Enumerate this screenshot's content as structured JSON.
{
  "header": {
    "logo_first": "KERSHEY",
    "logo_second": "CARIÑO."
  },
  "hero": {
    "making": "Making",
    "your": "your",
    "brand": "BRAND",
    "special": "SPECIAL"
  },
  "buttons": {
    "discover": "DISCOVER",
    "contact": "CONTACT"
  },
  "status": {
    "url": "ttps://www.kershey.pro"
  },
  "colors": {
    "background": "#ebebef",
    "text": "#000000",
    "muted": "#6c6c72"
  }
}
----
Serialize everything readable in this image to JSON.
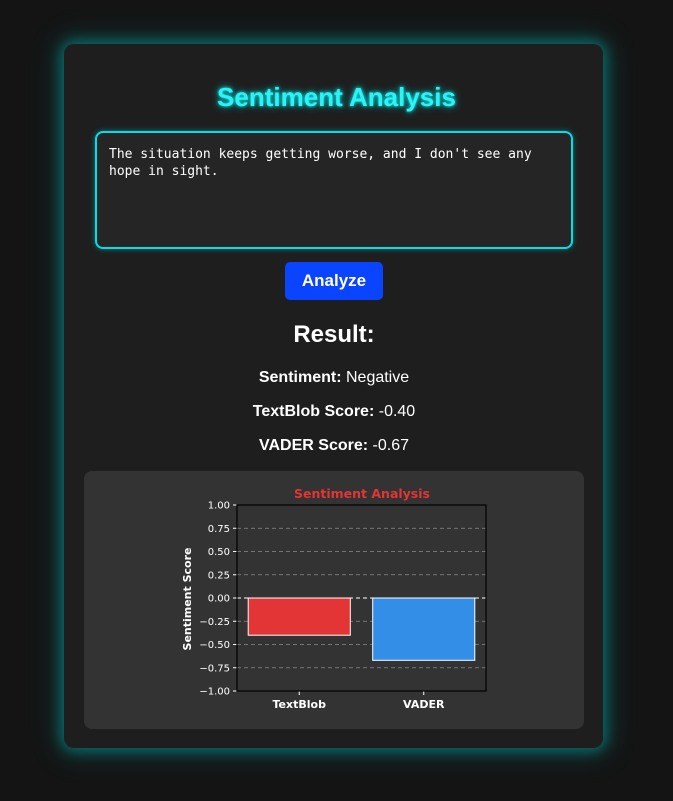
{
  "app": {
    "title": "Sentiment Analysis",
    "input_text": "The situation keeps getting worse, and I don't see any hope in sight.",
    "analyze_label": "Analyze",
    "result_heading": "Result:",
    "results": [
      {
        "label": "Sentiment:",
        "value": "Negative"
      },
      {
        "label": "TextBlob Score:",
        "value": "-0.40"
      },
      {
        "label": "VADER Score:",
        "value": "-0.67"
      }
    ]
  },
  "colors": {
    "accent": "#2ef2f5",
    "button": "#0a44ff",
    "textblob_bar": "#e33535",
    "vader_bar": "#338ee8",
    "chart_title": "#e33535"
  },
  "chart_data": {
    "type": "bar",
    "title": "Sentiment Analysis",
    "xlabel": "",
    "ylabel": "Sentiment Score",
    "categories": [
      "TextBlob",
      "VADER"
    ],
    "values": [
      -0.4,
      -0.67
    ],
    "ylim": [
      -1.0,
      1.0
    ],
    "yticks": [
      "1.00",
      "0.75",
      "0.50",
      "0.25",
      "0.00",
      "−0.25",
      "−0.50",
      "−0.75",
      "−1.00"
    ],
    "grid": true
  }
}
----
EXERCISE GOAL
Return the lines of the records that include the string "Score".

RESPONSE TO THIS TASK
        "label": "TextBlob Score:",
        "label": "VADER Score:",
    "ylabel": "Sentiment Score",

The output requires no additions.